:: ENTRIES SUPPLIED

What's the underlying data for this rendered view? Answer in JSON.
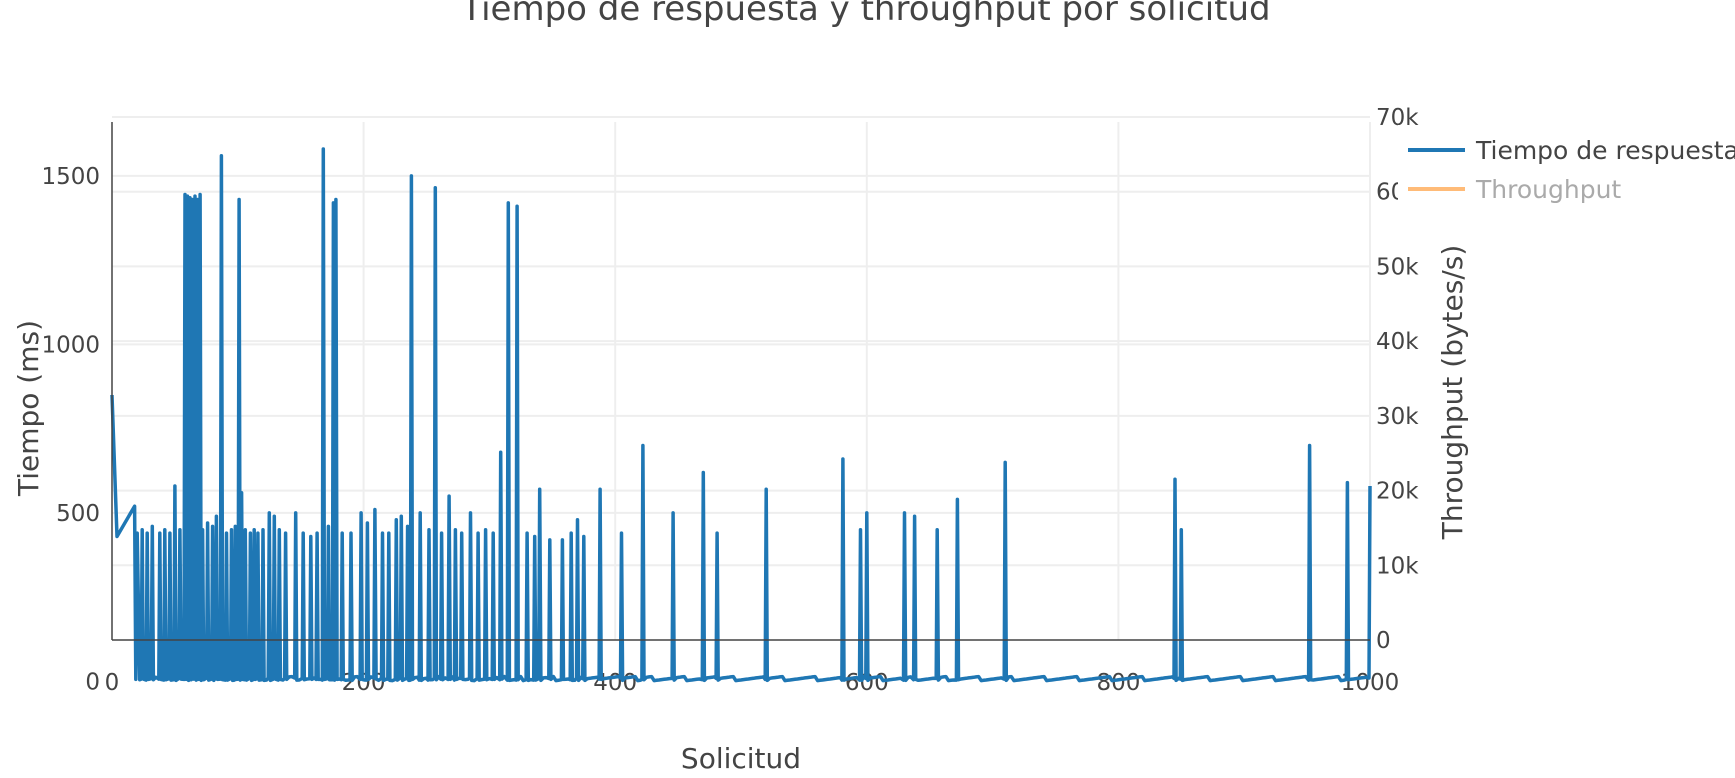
{
  "chart_data": {
    "type": "line",
    "title": "Tiempo de respuesta y throughput por solicitud",
    "xlabel": "Solicitud",
    "ylabel": "Tiempo (ms)",
    "y2label": "Throughput (bytes/s)",
    "xlim": [
      0,
      1000
    ],
    "ylim": [
      -70,
      1660
    ],
    "y2lim": [
      0,
      70000
    ],
    "x_ticks": [
      "0",
      "200",
      "400",
      "600",
      "800",
      "1000"
    ],
    "y_ticks": [
      "0",
      "500",
      "1000",
      "1500"
    ],
    "y2_ticks": [
      "0",
      "10k",
      "20k",
      "30k",
      "40k",
      "50k",
      "60k",
      "70k"
    ],
    "grid": true,
    "legend_position": "top-right",
    "colors": {
      "response": "#1f77b4",
      "throughput": "#ffbb78"
    },
    "series": [
      {
        "name": "Tiempo de respuesta",
        "axis": "y",
        "visible": true,
        "baseline": [
          [
            0,
            850
          ],
          [
            4,
            430
          ],
          [
            20,
            440
          ],
          [
            22,
            5
          ],
          [
            1000,
            5
          ]
        ],
        "spikes": [
          [
            18,
            520
          ],
          [
            24,
            450
          ],
          [
            28,
            440
          ],
          [
            32,
            460
          ],
          [
            38,
            440
          ],
          [
            42,
            450
          ],
          [
            46,
            440
          ],
          [
            50,
            580
          ],
          [
            54,
            450
          ],
          [
            58,
            1445
          ],
          [
            60,
            1440
          ],
          [
            62,
            1435
          ],
          [
            64,
            1430
          ],
          [
            66,
            1440
          ],
          [
            68,
            1430
          ],
          [
            70,
            1445
          ],
          [
            72,
            450
          ],
          [
            76,
            470
          ],
          [
            80,
            460
          ],
          [
            83,
            490
          ],
          [
            87,
            1560
          ],
          [
            91,
            440
          ],
          [
            95,
            450
          ],
          [
            98,
            460
          ],
          [
            101,
            1430
          ],
          [
            103,
            560
          ],
          [
            106,
            450
          ],
          [
            110,
            440
          ],
          [
            113,
            450
          ],
          [
            116,
            440
          ],
          [
            120,
            450
          ],
          [
            125,
            500
          ],
          [
            129,
            490
          ],
          [
            133,
            450
          ],
          [
            138,
            440
          ],
          [
            146,
            500
          ],
          [
            152,
            440
          ],
          [
            158,
            430
          ],
          [
            163,
            440
          ],
          [
            168,
            1580
          ],
          [
            172,
            460
          ],
          [
            176,
            1420
          ],
          [
            178,
            1430
          ],
          [
            183,
            440
          ],
          [
            190,
            440
          ],
          [
            198,
            500
          ],
          [
            203,
            470
          ],
          [
            209,
            510
          ],
          [
            215,
            440
          ],
          [
            220,
            440
          ],
          [
            226,
            480
          ],
          [
            230,
            490
          ],
          [
            235,
            460
          ],
          [
            238,
            1500
          ],
          [
            245,
            500
          ],
          [
            252,
            450
          ],
          [
            257,
            1465
          ],
          [
            262,
            440
          ],
          [
            268,
            550
          ],
          [
            273,
            450
          ],
          [
            278,
            440
          ],
          [
            285,
            500
          ],
          [
            291,
            440
          ],
          [
            297,
            450
          ],
          [
            303,
            440
          ],
          [
            309,
            680
          ],
          [
            315,
            1420
          ],
          [
            322,
            1410
          ],
          [
            330,
            440
          ],
          [
            336,
            430
          ],
          [
            340,
            570
          ],
          [
            348,
            420
          ],
          [
            358,
            420
          ],
          [
            365,
            440
          ],
          [
            370,
            480
          ],
          [
            375,
            430
          ],
          [
            388,
            570
          ],
          [
            405,
            440
          ],
          [
            422,
            700
          ],
          [
            446,
            500
          ],
          [
            470,
            620
          ],
          [
            481,
            440
          ],
          [
            520,
            570
          ],
          [
            581,
            660
          ],
          [
            595,
            450
          ],
          [
            600,
            500
          ],
          [
            630,
            500
          ],
          [
            638,
            490
          ],
          [
            656,
            450
          ],
          [
            672,
            540
          ],
          [
            710,
            650
          ],
          [
            845,
            600
          ],
          [
            850,
            450
          ],
          [
            952,
            700
          ],
          [
            982,
            590
          ],
          [
            1000,
            580
          ]
        ]
      },
      {
        "name": "Throughput",
        "axis": "y2",
        "visible": false
      }
    ]
  }
}
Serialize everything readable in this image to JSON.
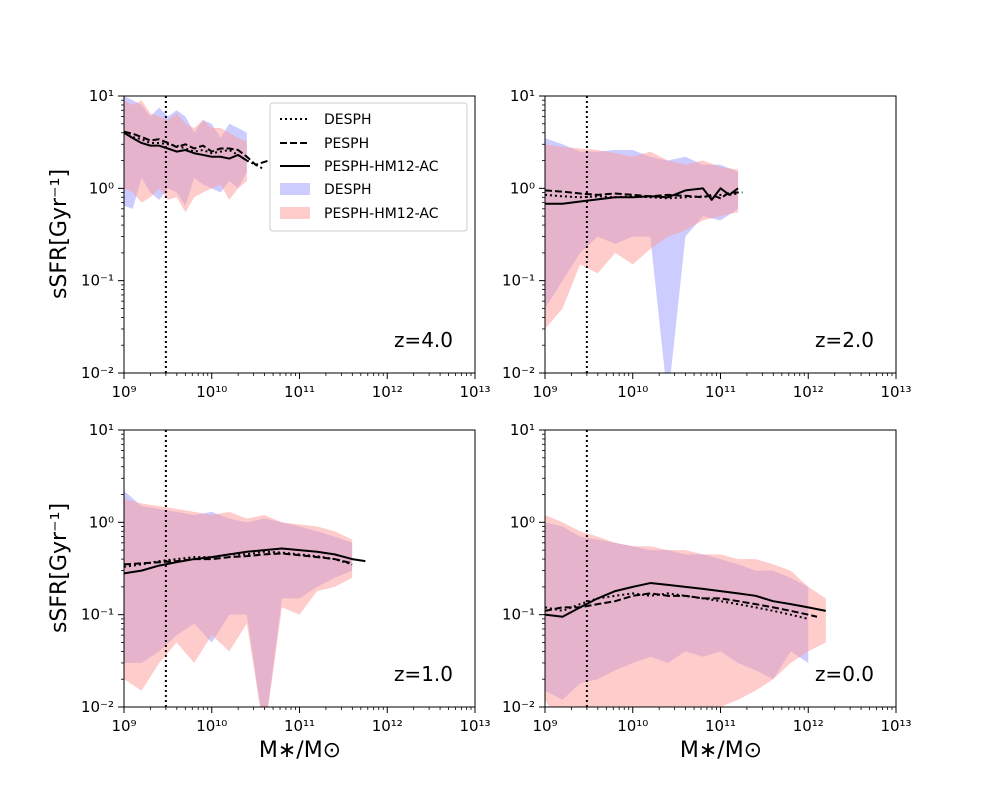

::::

GIVEN PROBLEM: Pictures are excluded; copy every other part of the records exactly.

PROBLEM SOLUTION:
What's the underlying data for this rendered view? Answer in JSON.
{
  "chart_data": {
    "type": "line",
    "title": "Tiempo de respuesta y throughput por solicitud",
    "xlabel": "Solicitud",
    "ylabel": "Tiempo (ms)",
    "y2label": "Throughput (bytes/s)",
    "xlim": [
      0,
      1000
    ],
    "ylim": [
      -70,
      1660
    ],
    "y2lim": [
      0,
      70000
    ],
    "x_ticks": [
      "0",
      "200",
      "400",
      "600",
      "800",
      "1000"
    ],
    "y_ticks": [
      "0",
      "500",
      "1000",
      "1500"
    ],
    "y2_ticks": [
      "0",
      "10k",
      "20k",
      "30k",
      "40k",
      "50k",
      "60k",
      "70k"
    ],
    "grid": true,
    "legend_position": "top-right",
    "colors": {
      "response": "#1f77b4",
      "throughput": "#ffbb78"
    },
    "series": [
      {
        "name": "Tiempo de respuesta",
        "axis": "y",
        "visible": true,
        "baseline": [
          [
            0,
            850
          ],
          [
            4,
            430
          ],
          [
            20,
            440
          ],
          [
            22,
            5
          ],
          [
            1000,
            5
          ]
        ],
        "spikes": [
          [
            18,
            520
          ],
          [
            24,
            450
          ],
          [
            28,
            440
          ],
          [
            32,
            460
          ],
          [
            38,
            440
          ],
          [
            42,
            450
          ],
          [
            46,
            440
          ],
          [
            50,
            580
          ],
          [
            54,
            450
          ],
          [
            58,
            1445
          ],
          [
            60,
            1440
          ],
          [
            62,
            1435
          ],
          [
            64,
            1430
          ],
          [
            66,
            1440
          ],
          [
            68,
            1430
          ],
          [
            70,
            1445
          ],
          [
            72,
            450
          ],
          [
            76,
            470
          ],
          [
            80,
            460
          ],
          [
            83,
            490
          ],
          [
            87,
            1560
          ],
          [
            91,
            440
          ],
          [
            95,
            450
          ],
          [
            98,
            460
          ],
          [
            101,
            1430
          ],
          [
            103,
            560
          ],
          [
            106,
            450
          ],
          [
            110,
            440
          ],
          [
            113,
            450
          ],
          [
            116,
            440
          ],
          [
            120,
            450
          ],
          [
            125,
            500
          ],
          [
            129,
            490
          ],
          [
            133,
            450
          ],
          [
            138,
            440
          ],
          [
            146,
            500
          ],
          [
            152,
            440
          ],
          [
            158,
            430
          ],
          [
            163,
            440
          ],
          [
            168,
            1580
          ],
          [
            172,
            460
          ],
          [
            176,
            1420
          ],
          [
            178,
            1430
          ],
          [
            183,
            440
          ],
          [
            190,
            440
          ],
          [
            198,
            500
          ],
          [
            203,
            470
          ],
          [
            209,
            510
          ],
          [
            215,
            440
          ],
          [
            220,
            440
          ],
          [
            226,
            480
          ],
          [
            230,
            490
          ],
          [
            235,
            460
          ],
          [
            238,
            1500
          ],
          [
            245,
            500
          ],
          [
            252,
            450
          ],
          [
            257,
            1465
          ],
          [
            262,
            440
          ],
          [
            268,
            550
          ],
          [
            273,
            450
          ],
          [
            278,
            440
          ],
          [
            285,
            500
          ],
          [
            291,
            440
          ],
          [
            297,
            450
          ],
          [
            303,
            440
          ],
          [
            309,
            680
          ],
          [
            315,
            1420
          ],
          [
            322,
            1410
          ],
          [
            330,
            440
          ],
          [
            336,
            430
          ],
          [
            340,
            570
          ],
          [
            348,
            420
          ],
          [
            358,
            420
          ],
          [
            365,
            440
          ],
          [
            370,
            480
          ],
          [
            375,
            430
          ],
          [
            388,
            570
          ],
          [
            405,
            440
          ],
          [
            422,
            700
          ],
          [
            446,
            500
          ],
          [
            470,
            620
          ],
          [
            481,
            440
          ],
          [
            520,
            570
          ],
          [
            581,
            660
          ],
          [
            595,
            450
          ],
          [
            600,
            500
          ],
          [
            630,
            500
          ],
          [
            638,
            490
          ],
          [
            656,
            450
          ],
          [
            672,
            540
          ],
          [
            710,
            650
          ],
          [
            845,
            600
          ],
          [
            850,
            450
          ],
          [
            952,
            700
          ],
          [
            982,
            590
          ],
          [
            1000,
            580
          ]
        ]
      },
      {
        "name": "Throughput",
        "axis": "y2",
        "visible": false
      }
    ]
  }
}
Serialize everything readable in this image to JSON.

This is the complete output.